→ **Instructions for the task**
Copy the entries word for word, from the very first line down to the line containing "police-link[interactable]: 豫公网安备 41010502004744号", including that line.

→ **Input**
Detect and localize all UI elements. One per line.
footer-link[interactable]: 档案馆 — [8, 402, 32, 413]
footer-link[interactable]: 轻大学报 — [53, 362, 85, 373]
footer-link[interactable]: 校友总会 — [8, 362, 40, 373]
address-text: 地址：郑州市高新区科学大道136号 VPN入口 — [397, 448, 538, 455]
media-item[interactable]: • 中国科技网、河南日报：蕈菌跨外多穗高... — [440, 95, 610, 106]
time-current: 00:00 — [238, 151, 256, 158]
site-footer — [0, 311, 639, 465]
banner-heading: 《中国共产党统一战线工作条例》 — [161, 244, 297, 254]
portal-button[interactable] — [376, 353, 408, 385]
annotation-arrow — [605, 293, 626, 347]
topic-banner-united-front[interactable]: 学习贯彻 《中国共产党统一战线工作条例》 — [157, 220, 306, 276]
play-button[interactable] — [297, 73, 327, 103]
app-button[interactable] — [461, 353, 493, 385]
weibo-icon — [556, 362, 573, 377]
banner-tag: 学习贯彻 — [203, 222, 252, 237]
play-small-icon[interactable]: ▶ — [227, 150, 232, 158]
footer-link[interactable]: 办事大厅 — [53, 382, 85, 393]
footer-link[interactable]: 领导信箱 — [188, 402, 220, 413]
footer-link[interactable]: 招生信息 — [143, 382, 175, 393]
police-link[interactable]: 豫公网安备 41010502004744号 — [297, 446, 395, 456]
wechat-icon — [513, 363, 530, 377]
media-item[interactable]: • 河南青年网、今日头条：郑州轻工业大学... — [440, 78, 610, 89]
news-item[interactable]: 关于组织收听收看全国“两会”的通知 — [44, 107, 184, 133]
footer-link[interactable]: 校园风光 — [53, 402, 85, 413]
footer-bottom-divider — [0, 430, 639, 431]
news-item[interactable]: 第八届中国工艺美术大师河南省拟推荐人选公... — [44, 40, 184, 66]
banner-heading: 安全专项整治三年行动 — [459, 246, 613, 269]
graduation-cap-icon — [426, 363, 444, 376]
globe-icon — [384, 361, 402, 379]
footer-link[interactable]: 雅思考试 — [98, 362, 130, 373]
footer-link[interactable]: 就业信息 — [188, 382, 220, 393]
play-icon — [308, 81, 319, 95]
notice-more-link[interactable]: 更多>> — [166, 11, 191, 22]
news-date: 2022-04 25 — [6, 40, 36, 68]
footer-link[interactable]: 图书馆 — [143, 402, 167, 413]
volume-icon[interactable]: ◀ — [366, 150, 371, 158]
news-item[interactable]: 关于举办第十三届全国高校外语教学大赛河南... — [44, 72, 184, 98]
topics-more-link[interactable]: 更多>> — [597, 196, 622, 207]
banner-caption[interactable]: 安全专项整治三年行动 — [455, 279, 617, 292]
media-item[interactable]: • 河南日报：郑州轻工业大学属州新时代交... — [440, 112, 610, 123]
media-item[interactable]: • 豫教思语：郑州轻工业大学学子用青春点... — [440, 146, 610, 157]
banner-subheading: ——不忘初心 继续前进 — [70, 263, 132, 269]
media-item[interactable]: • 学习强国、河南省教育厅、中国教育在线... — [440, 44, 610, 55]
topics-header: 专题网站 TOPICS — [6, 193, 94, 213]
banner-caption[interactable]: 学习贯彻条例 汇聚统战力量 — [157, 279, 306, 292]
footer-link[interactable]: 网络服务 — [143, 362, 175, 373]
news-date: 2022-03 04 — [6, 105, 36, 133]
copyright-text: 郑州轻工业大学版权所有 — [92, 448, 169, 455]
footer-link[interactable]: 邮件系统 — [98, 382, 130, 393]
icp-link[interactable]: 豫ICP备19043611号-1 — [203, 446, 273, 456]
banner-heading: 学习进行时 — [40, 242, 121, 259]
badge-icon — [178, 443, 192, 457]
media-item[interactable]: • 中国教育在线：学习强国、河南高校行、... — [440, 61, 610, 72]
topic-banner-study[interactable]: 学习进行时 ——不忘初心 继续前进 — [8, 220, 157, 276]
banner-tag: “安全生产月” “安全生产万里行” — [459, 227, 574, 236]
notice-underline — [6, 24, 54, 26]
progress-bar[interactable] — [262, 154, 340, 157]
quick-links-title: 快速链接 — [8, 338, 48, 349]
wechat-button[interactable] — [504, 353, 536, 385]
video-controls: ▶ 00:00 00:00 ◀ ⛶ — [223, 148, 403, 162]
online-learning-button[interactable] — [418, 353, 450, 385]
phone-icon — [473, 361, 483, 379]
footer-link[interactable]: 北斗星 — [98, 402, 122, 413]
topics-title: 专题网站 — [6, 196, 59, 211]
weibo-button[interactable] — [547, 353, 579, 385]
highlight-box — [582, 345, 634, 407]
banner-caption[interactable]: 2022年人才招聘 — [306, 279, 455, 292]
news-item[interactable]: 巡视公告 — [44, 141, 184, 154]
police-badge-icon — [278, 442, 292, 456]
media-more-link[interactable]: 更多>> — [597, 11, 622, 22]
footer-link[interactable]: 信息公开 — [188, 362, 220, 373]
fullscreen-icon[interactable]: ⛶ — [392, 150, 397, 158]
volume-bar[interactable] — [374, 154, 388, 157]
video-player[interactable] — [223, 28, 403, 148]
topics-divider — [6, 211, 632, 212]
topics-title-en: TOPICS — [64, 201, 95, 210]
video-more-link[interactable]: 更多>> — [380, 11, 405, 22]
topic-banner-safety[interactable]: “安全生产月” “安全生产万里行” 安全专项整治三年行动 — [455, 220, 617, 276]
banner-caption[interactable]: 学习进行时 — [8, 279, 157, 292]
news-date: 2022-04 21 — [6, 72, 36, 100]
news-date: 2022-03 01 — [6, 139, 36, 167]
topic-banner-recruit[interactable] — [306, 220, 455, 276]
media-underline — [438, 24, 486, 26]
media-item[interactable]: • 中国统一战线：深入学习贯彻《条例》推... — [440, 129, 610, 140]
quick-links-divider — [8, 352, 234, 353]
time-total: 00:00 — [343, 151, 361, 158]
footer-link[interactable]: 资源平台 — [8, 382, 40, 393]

→ **Task solution**
Detect and localize all UI elements. One per line.
footer-link[interactable]: 档案馆 — [8, 402, 32, 413]
footer-link[interactable]: 轻大学报 — [53, 362, 85, 373]
footer-link[interactable]: 校友总会 — [8, 362, 40, 373]
address-text: 地址：郑州市高新区科学大道136号 VPN入口 — [397, 448, 538, 455]
media-item[interactable]: • 中国科技网、河南日报：蕈菌跨外多穗高... — [440, 95, 610, 106]
time-current: 00:00 — [238, 151, 256, 158]
site-footer — [0, 311, 639, 465]
banner-heading: 《中国共产党统一战线工作条例》 — [161, 244, 297, 254]
portal-button[interactable] — [376, 353, 408, 385]
annotation-arrow — [605, 293, 626, 347]
topic-banner-united-front[interactable]: 学习贯彻 《中国共产党统一战线工作条例》 — [157, 220, 306, 276]
play-button[interactable] — [297, 73, 327, 103]
app-button[interactable] — [461, 353, 493, 385]
weibo-icon — [556, 362, 573, 377]
banner-tag: 学习贯彻 — [203, 222, 252, 237]
play-small-icon[interactable]: ▶ — [227, 150, 232, 158]
footer-link[interactable]: 办事大厅 — [53, 382, 85, 393]
footer-link[interactable]: 领导信箱 — [188, 402, 220, 413]
footer-link[interactable]: 招生信息 — [143, 382, 175, 393]
police-link[interactable]: 豫公网安备 41010502004744号 — [297, 446, 395, 456]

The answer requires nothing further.